Stored data entries:
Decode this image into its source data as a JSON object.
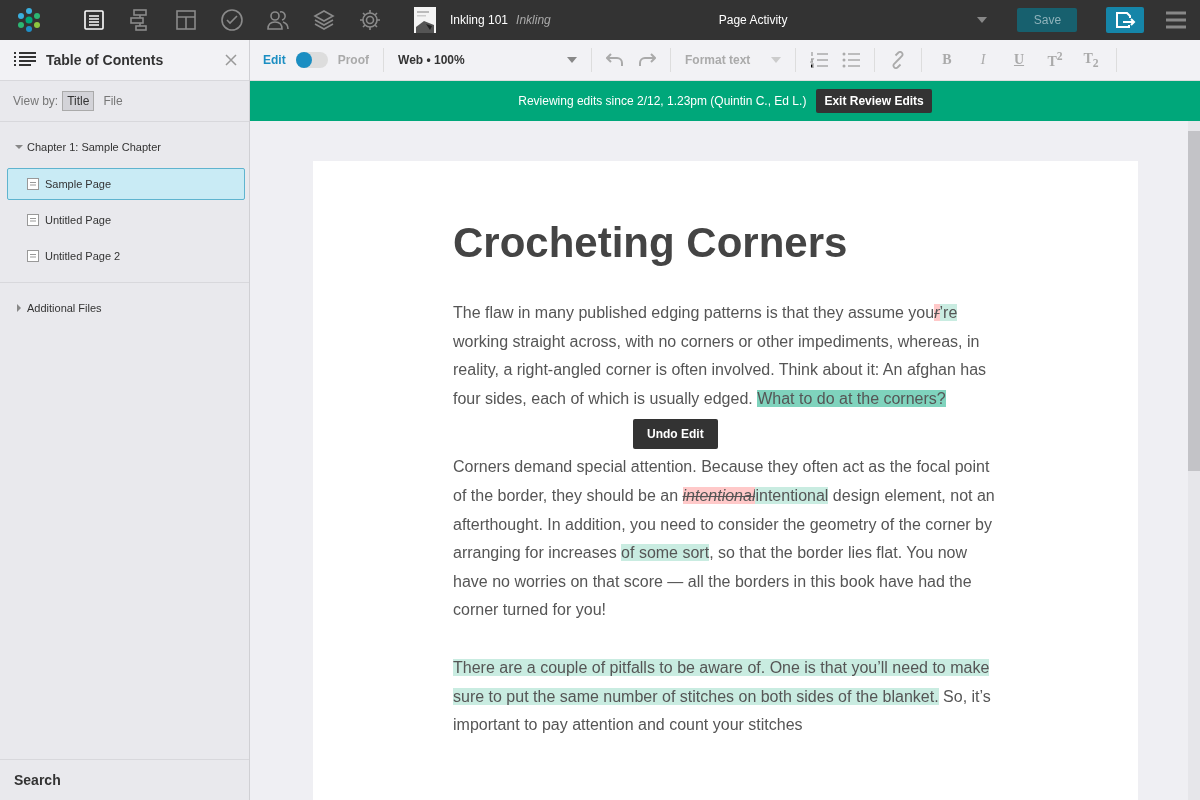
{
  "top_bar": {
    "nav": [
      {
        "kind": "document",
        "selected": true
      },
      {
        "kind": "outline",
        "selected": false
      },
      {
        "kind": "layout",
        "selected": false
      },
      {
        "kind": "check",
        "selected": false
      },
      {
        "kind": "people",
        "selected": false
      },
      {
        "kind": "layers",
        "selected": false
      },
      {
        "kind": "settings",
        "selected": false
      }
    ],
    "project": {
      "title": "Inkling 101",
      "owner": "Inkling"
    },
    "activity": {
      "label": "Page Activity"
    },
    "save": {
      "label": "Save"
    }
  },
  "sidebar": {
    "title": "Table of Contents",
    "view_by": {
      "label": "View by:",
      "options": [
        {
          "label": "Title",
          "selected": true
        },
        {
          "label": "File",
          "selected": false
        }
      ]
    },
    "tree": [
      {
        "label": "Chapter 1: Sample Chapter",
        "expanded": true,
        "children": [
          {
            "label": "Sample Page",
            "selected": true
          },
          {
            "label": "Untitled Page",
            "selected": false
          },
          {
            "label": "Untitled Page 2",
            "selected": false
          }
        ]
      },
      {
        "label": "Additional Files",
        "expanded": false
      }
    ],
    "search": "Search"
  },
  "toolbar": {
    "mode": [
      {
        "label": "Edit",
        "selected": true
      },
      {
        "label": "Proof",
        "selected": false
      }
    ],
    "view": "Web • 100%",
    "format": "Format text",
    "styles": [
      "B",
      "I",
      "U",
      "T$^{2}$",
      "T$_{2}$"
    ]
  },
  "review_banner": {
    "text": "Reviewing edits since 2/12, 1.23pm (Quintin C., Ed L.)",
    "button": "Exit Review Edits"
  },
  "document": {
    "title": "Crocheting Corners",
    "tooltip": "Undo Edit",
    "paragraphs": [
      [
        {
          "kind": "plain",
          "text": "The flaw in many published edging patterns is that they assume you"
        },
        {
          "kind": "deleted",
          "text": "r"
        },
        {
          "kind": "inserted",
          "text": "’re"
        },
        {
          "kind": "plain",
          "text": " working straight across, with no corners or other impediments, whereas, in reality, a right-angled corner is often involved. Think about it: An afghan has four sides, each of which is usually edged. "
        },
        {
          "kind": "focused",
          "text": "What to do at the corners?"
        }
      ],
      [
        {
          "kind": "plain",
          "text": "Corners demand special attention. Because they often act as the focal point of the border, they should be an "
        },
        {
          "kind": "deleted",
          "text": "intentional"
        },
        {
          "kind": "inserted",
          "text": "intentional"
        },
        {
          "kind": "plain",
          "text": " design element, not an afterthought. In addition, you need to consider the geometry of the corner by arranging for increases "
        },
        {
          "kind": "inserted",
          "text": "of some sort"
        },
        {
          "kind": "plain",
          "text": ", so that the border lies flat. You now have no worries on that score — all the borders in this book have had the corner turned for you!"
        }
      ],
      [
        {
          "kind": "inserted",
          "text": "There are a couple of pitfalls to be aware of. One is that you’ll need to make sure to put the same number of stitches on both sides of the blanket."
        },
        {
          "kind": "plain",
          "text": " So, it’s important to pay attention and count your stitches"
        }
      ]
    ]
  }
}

...

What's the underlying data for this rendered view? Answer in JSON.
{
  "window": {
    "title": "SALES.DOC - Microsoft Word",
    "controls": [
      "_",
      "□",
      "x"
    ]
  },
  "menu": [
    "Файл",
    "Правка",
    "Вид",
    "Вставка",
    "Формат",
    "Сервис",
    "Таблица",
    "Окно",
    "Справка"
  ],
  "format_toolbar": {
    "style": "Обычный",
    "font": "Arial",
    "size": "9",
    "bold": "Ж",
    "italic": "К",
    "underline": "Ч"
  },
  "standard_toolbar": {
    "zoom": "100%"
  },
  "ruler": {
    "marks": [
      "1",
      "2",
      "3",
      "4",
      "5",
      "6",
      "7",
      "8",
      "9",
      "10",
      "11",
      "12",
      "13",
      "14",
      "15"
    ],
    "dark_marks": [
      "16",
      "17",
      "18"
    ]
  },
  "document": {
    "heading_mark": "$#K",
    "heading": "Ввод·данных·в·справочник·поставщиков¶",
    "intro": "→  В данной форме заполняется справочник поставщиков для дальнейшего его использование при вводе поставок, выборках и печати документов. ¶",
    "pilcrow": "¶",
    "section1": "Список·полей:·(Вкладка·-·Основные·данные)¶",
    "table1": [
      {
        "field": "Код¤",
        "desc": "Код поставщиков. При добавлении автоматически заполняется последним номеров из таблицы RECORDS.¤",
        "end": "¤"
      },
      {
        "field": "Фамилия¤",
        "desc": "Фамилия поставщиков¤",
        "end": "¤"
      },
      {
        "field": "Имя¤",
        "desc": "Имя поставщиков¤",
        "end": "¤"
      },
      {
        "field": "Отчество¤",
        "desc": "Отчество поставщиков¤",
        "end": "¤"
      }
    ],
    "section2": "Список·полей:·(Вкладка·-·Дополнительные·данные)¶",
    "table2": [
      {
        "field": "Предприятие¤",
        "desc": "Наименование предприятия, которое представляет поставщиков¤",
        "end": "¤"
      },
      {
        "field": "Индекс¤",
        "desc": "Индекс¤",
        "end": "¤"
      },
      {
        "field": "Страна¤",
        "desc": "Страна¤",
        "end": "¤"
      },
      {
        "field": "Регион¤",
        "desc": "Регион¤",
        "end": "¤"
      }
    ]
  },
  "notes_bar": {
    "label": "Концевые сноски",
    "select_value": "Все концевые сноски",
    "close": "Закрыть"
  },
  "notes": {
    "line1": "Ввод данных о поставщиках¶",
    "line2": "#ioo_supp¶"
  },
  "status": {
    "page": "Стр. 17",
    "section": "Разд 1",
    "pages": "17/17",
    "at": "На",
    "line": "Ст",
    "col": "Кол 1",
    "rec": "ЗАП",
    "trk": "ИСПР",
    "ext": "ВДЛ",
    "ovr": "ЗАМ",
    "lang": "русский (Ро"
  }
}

*Work to do*. Gather from the data above every line with the string "need".

*Full solution*.
          "text": " design element, not an afterthought. In addition, you need to consider the geometry of the corner by arranging for increases "
          "text": "There are a couple of pitfalls to be aware of. One is that you’ll need to make sure to put the same number of stitches on both sides of the blanket."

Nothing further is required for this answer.